§ Work to complete:
Using the records below, report how many lines hold "content", with no extra text.

§ Data provided:
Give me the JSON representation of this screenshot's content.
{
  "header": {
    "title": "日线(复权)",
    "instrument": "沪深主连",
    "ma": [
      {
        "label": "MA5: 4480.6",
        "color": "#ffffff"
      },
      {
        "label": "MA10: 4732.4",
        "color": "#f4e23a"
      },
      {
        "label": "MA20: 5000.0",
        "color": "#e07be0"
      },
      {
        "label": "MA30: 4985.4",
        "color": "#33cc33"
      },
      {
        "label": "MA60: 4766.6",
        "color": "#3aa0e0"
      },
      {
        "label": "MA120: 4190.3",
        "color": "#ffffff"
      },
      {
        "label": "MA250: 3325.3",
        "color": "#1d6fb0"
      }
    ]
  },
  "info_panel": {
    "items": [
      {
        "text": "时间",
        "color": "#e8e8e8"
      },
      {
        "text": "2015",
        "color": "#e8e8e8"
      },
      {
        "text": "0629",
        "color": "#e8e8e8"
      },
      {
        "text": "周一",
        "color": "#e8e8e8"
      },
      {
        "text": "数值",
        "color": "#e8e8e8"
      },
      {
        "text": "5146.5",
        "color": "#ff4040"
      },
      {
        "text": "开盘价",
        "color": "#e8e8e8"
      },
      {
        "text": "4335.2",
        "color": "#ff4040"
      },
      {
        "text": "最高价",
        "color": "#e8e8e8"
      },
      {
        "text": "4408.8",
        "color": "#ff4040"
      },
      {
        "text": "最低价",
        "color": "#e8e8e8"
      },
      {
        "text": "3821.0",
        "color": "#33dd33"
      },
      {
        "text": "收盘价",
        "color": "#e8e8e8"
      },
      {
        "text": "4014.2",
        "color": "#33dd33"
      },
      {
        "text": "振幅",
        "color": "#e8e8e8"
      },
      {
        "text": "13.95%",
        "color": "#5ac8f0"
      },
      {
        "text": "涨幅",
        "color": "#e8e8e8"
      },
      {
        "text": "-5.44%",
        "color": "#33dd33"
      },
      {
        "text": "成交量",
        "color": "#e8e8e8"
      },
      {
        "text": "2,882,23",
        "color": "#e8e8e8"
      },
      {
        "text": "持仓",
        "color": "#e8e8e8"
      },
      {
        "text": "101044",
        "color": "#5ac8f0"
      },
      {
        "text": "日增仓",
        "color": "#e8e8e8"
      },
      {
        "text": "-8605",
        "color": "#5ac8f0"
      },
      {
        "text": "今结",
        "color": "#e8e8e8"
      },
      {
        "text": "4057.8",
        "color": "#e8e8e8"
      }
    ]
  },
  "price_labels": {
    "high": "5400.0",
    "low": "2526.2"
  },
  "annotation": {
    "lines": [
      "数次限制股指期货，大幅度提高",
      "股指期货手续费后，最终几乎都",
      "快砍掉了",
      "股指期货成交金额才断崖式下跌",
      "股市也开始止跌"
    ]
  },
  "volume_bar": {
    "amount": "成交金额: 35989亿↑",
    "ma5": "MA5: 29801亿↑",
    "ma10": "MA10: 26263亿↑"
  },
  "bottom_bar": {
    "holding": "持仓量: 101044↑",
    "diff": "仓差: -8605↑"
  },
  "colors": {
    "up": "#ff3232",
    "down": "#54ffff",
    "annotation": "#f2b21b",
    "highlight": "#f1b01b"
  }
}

...

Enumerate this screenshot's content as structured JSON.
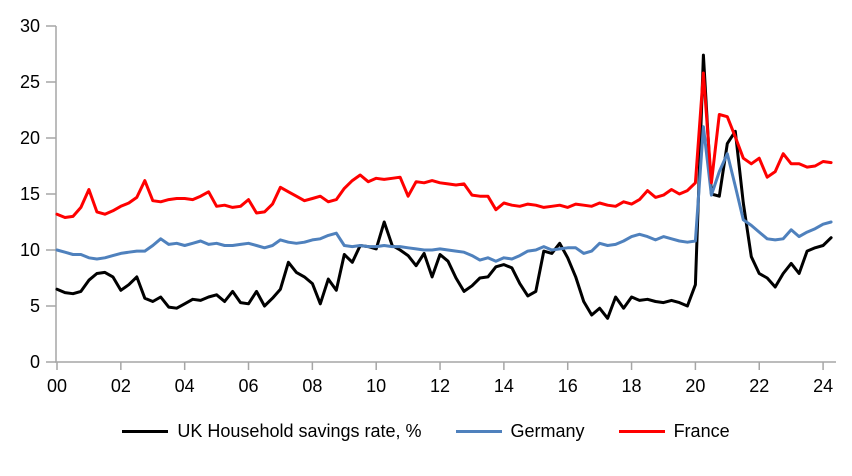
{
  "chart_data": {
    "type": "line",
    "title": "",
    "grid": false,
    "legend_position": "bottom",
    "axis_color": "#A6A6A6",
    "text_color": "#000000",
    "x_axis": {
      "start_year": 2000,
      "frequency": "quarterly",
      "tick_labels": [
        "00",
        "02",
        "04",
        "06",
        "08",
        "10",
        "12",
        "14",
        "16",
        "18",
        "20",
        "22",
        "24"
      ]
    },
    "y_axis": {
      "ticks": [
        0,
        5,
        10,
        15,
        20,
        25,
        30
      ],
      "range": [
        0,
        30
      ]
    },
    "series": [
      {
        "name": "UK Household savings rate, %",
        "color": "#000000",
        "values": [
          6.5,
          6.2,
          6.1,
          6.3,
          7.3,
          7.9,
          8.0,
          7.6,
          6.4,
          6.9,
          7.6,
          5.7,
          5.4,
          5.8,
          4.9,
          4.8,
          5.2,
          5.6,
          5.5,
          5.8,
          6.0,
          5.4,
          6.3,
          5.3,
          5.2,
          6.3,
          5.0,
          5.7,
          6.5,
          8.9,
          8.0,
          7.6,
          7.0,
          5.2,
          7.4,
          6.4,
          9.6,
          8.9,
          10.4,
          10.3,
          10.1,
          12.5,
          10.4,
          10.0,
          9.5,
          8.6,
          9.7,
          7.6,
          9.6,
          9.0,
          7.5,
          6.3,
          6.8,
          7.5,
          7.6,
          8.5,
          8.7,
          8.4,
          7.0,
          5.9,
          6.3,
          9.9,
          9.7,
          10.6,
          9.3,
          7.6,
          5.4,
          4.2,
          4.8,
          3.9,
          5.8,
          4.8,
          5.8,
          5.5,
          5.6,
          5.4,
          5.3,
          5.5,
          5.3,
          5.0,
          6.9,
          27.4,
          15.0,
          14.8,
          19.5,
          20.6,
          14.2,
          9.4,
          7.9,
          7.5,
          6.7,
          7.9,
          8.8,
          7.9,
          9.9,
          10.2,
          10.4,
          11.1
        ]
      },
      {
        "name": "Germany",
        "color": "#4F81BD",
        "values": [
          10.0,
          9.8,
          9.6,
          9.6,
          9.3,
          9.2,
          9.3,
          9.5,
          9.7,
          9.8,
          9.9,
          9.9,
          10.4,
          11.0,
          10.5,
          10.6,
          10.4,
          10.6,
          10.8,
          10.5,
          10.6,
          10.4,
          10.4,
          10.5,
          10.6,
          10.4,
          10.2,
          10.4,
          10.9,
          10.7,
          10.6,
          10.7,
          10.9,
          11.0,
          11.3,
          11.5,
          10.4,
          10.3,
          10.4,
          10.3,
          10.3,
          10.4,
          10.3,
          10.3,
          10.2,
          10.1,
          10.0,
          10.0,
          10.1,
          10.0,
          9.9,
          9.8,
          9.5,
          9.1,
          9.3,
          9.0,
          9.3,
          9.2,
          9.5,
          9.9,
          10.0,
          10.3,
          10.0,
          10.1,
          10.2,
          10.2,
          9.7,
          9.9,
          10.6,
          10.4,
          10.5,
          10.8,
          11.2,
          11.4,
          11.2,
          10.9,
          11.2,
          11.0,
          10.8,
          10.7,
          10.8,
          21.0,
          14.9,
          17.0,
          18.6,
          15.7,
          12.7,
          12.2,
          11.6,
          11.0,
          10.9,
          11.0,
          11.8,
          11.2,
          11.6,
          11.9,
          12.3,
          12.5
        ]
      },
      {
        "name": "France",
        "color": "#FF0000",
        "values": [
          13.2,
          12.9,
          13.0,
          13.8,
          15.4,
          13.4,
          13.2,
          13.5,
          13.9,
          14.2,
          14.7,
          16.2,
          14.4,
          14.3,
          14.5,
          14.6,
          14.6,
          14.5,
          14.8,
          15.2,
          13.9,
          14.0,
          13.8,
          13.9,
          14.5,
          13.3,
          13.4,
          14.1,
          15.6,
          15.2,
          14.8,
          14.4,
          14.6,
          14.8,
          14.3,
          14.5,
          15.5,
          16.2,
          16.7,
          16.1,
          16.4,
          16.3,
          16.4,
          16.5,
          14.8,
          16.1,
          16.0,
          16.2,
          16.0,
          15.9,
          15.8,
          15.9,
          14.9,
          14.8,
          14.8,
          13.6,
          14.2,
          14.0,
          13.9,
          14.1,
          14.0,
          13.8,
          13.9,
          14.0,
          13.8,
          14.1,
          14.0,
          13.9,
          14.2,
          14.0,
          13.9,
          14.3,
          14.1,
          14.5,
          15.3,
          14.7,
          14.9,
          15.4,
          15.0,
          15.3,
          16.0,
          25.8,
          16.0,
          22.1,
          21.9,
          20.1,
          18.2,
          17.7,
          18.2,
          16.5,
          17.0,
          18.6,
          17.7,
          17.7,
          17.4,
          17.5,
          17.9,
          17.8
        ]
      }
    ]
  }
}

§ Result for this exercise:
2